** Start Excerpted records **

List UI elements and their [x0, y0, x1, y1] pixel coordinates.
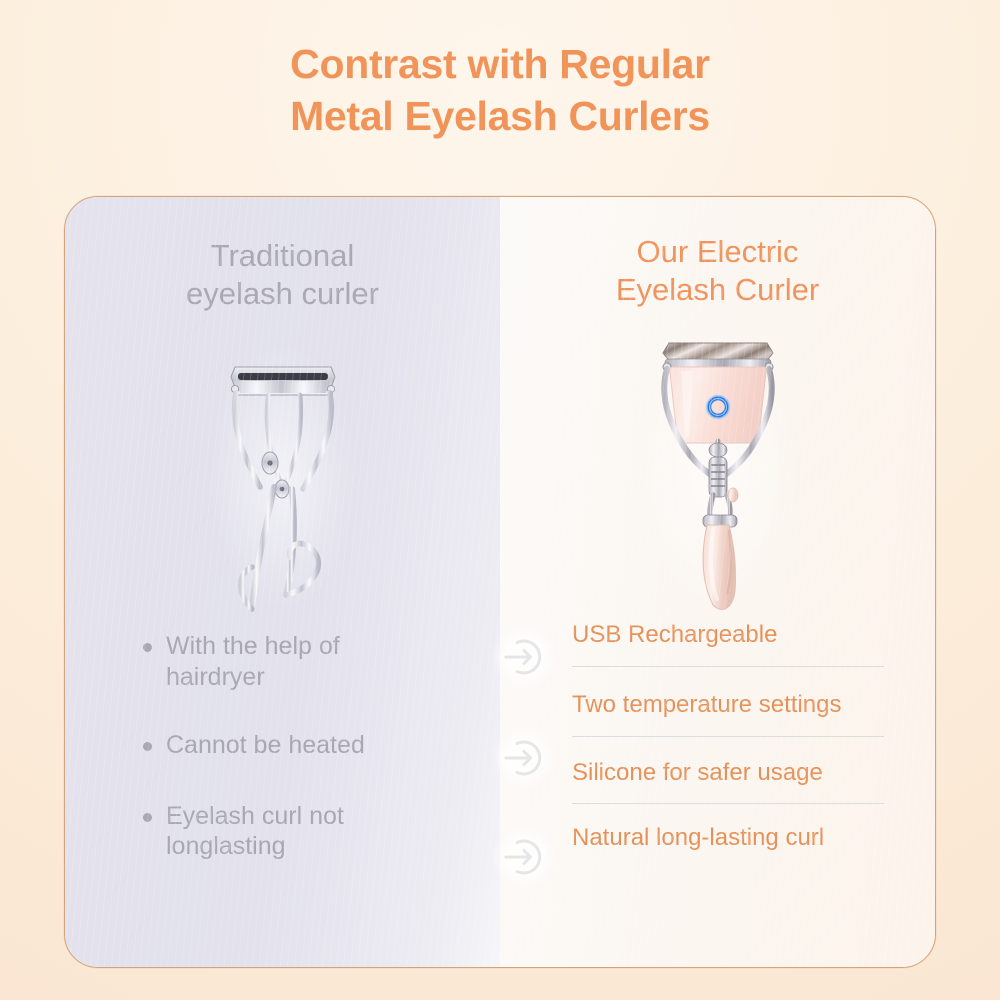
electric-column-heading: Our Electric Eyelash Curler: [500, 233, 935, 309]
traditional-curler-image: [65, 337, 500, 617]
list-item-label: With the help ofhairdryer: [166, 631, 473, 692]
traditional-column-heading: Traditional eyelash curler: [65, 237, 500, 313]
page-title-line-2: Metal Eyelash Curlers: [0, 90, 1000, 142]
arrow-icon-group: [501, 197, 565, 967]
list-item: Cannot be heated: [143, 730, 473, 761]
traditional-heading-line-2: eyelash curler: [87, 275, 478, 313]
bullet-dot-icon: [143, 742, 152, 751]
bullet-dot-icon: [143, 643, 152, 652]
arrow-icon-halo: [492, 625, 556, 689]
traditional-drawbacks-list: With the help ofhairdryer Cannot be heat…: [143, 631, 473, 900]
list-item: Silicone for safer usage: [572, 759, 884, 805]
list-item: With the help ofhairdryer: [143, 631, 473, 692]
list-item: Natural long-lasting curl: [572, 824, 884, 853]
electric-curler-image: [500, 319, 935, 619]
list-item-label: Eyelash curl notlonglasting: [166, 801, 473, 862]
page-title-line-1: Contrast with Regular: [0, 38, 1000, 90]
traditional-heading-line-1: Traditional: [87, 237, 478, 275]
arrow-into-circle-icon: [501, 735, 547, 781]
bullet-dot-icon: [143, 813, 152, 822]
arrow-icon-halo: [492, 825, 556, 889]
list-item: Eyelash curl notlonglasting: [143, 801, 473, 862]
page-title: Contrast with Regular Metal Eyelash Curl…: [0, 38, 1000, 142]
arrow-icon-halo: [492, 726, 556, 790]
list-item: USB Rechargeable: [572, 621, 884, 667]
electric-benefits-list: USB Rechargeable Two temperature setting…: [572, 621, 884, 873]
arrow-into-circle-icon: [501, 834, 547, 880]
electric-curler-column: Our Electric Eyelash Curler: [500, 197, 935, 967]
arrow-into-circle-icon: [501, 634, 547, 680]
electric-heading-line-1: Our Electric: [522, 233, 913, 271]
comparison-card: Traditional eyelash curler: [64, 196, 936, 968]
list-item-label: Cannot be heated: [166, 730, 473, 761]
electric-heading-line-2: Eyelash Curler: [522, 271, 913, 309]
traditional-curler-column: Traditional eyelash curler: [65, 197, 500, 967]
list-item: Two temperature settings: [572, 691, 884, 737]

** End Excerpted records **

> _Exercise_:
Show every line of the material above that contains the string "heated", treating uppercase and lowercase letters as different.

> _Reply to the task_:
list-item: Cannot be heated: [143, 730, 473, 761]
list-item-label: Cannot be heated: [166, 730, 473, 761]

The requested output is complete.